____ Exercise inputs

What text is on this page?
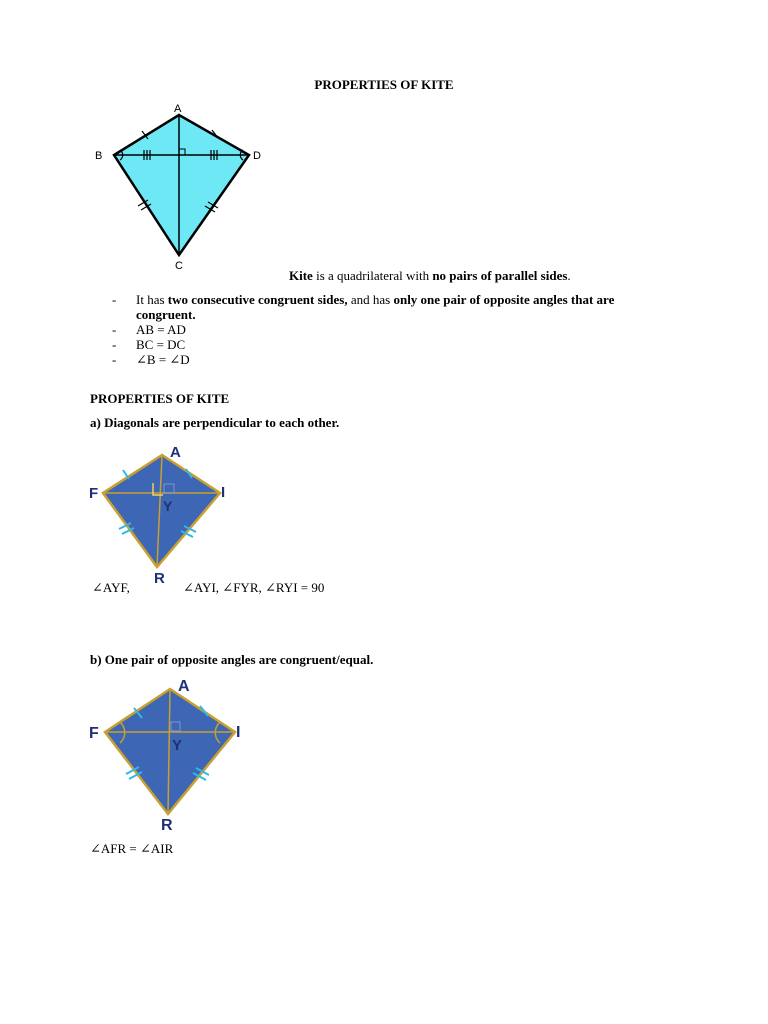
PROPERTIES OF KITE
A
B
C
D
Kite is a quadrilateral with no pairs of parallel sides.
- It has two consecutive congruent sides, and has only one pair of opposite angles that are
congruent.
- AB = AD
- BC = DC
- ∠B = ∠D
PROPERTIES OF KITE
a) Diagonals are perpendicular to each other.
A
F	I
Y
R
∠AYF,	∠AYI, ∠FYR, ∠RYI = 90
b) One pair of opposite angles are congruent/equal.
A
F	I
Y
R
∠AFR = ∠AIR
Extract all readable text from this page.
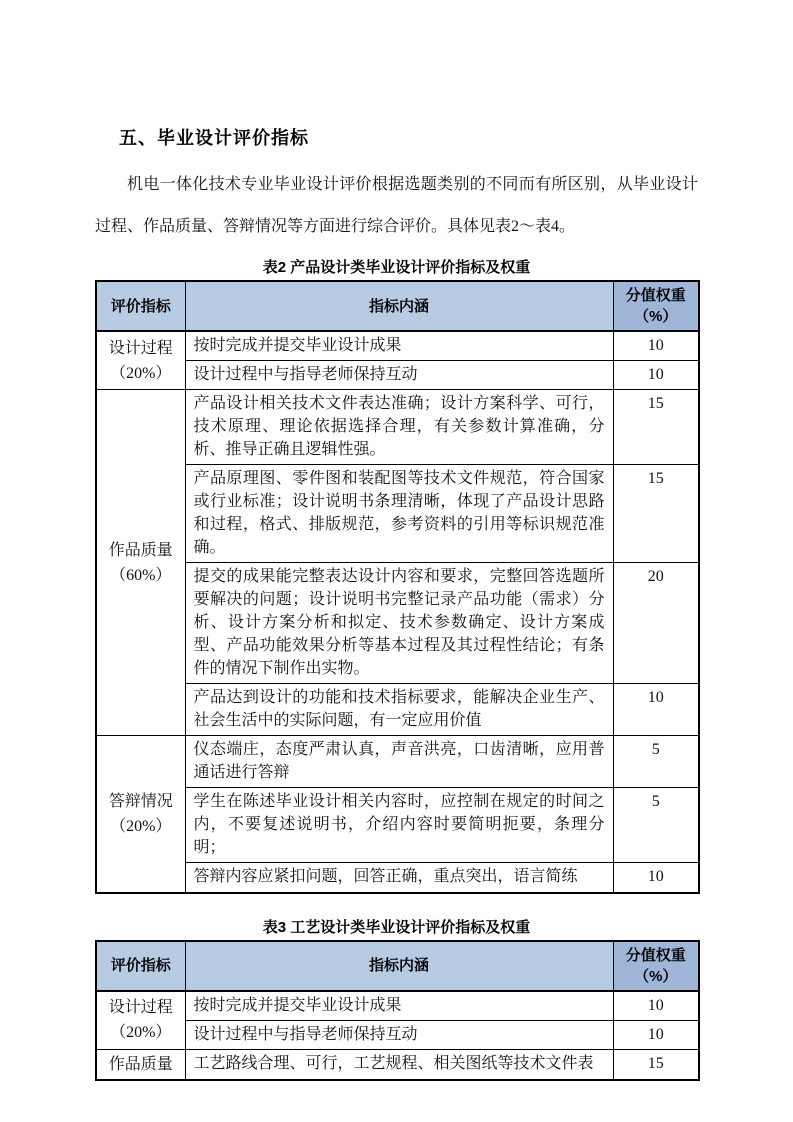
五、毕业设计评价指标

机电一体化技术专业毕业设计评价根据选题类别的不同而有所区别，从毕业设计过程、作品质量、答辩情况等方面进行综合评价。具体见表2～表4。

表2 产品设计类毕业设计评价指标及权重
评价指标	指标内涵	分值权重
（%）

设计过程
（20%）	按时完成并提交毕业设计成果	10
	设计过程中与指导老师保持互动	10

作品质量
（60%）	产品设计相关技术文件表达准确；设计方案科学、可行，技术原理、理论依据选择合理，有关参数计算准确，分析、推导正确且逻辑性强。	15
	产品原理图、零件图和装配图等技术文件规范，符合国家或行业标准；设计说明书条理清晰，体现了产品设计思路和过程，格式、排版规范，参考资料的引用等标识规范准确。	15
	提交的成果能完整表达设计内容和要求，完整回答选题所要解决的问题；设计说明书完整记录产品功能（需求）分析、设计方案分析和拟定、技术参数确定、设计方案成型、产品功能效果分析等基本过程及其过程性结论；有条件的情况下制作出实物。	20
	产品达到设计的功能和技术指标要求，能解决企业生产、社会生活中的实际问题，有一定应用价值	10

答辩情况
（20%）	仪态端庄，态度严肃认真，声音洪亮，口齿清晰，应用普通话进行答辩	5
	学生在陈述毕业设计相关内容时，应控制在规定的时间之内，不要复述说明书，介绍内容时要简明扼要，条理分明；	5
	答辩内容应紧扣问题，回答正确，重点突出，语言简练	10
表3 工艺设计类毕业设计评价指标及权重
评价指标	指标内涵	分值权重
（%）

设计过程
（20%）	按时完成并提交毕业设计成果	10
	设计过程中与指导老师保持互动	10

作品质量	工艺路线合理、可行，工艺规程、相关图纸等技术文件表	15
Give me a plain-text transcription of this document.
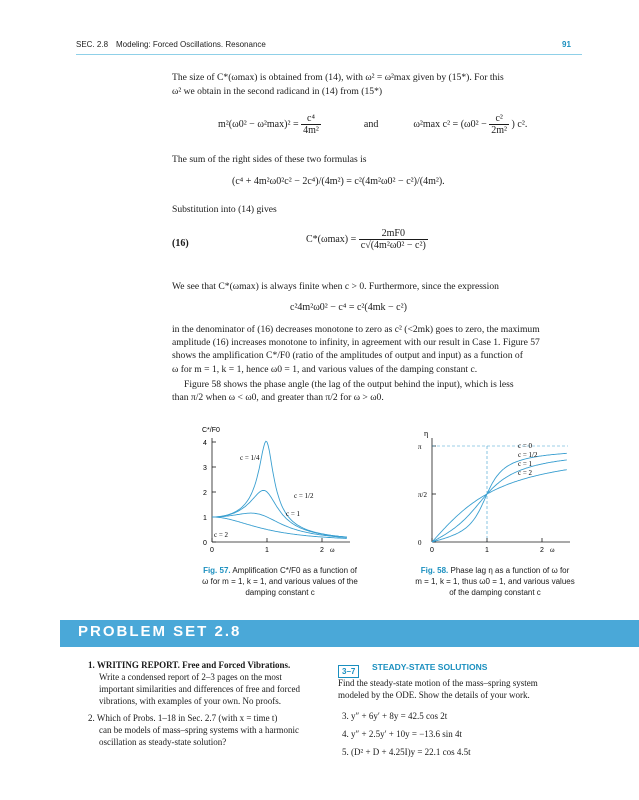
SEC. 2.8 Modeling: Forced Oscillations. Resonance	91
The size of C*(ωmax) is obtained from (14), with ω² = ω²max given by (15*). For this
ω² we obtain in the second radicand in (14) from (15*)
$m^2(\omega 0^2 - \omega^2\max)^2 = \frac{\text{c⁴}}{\text{4m²}}$	and	ω²max $c^2 = (\omega 0^2 - \frac{\text{c²}}{\text{2m²}}$ ) c².
The sum of the right sides of these two formulas is
(c⁴ + 4m²ω0²c² − 2c⁴)/(4m²) = c²(4m²ω0² − c²)/(4m²).
Substitution into (14) gives
(16)	$C*(\omega\max) = \frac{2mF0}{\text{c√(4m²ω0² − c²)}}$
We see that C*(ωmax) is always finite when c > 0. Furthermore, since the expression
c²4m²ω0² − c⁴ = c²(4mk − c²)
in the denominator of (16) decreases monotone to zero as c² (<2mk) goes to zero, the maximum
amplitude (16) increases monotone to infinity, in agreement with our result in Case 1. Figure 57
shows the amplification C*/F0 (ratio of the amplitudes of output and input) as a function of
ω for m = 1, k = 1, hence ω0 = 1, and various values of the damping constant c.
Figure 58 shows the phase angle (the lag of the output behind the input), which is less
than π/2 when ω < ω0, and greater than π/2 for ω > ω0.
C*/F0
0
1
2
3
4
0	1	2 ω
c = 1/4
c = 1/2
c = 1
c = 2
Fig. 57. Amplification C*/F0 as a function of
ω for m = 1, k = 1, and various values of the
damping constant c
η
0
π/2
π
0	1	2 ω
c = 0
c = 1/2
c = 1
c = 2
Fig. 58. Phase lag η as a function of ω for
m = 1, k = 1, thus ω0 = 1, and various values
of the damping constant c
PROBLEM SET 2.8
1. WRITING REPORT. Free and Forced Vibrations.
Write a condensed report of 2–3 pages on the most
important similarities and differences of free and forced
vibrations, with examples of your own. No proofs.
2. Which of Probs. 1–18 in Sec. 2.7 (with x = time t)
can be models of mass–spring systems with a harmonic
oscillation as steady-state solution?
3–7	STEADY-STATE SOLUTIONS
Find the steady-state motion of the mass–spring system
modeled by the ODE. Show the details of your work.
3. y″ + 6y′ + 8y = 42.5 cos 2t
4. y″ + 2.5y′ + 10y = −13.6 sin 4t
5. (D² + D + 4.25I)y = 22.1 cos 4.5t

________

_Problem statement_
Say how many lines in this listing hold the string "spring", giving the count and nothing more.

_Written answer_
2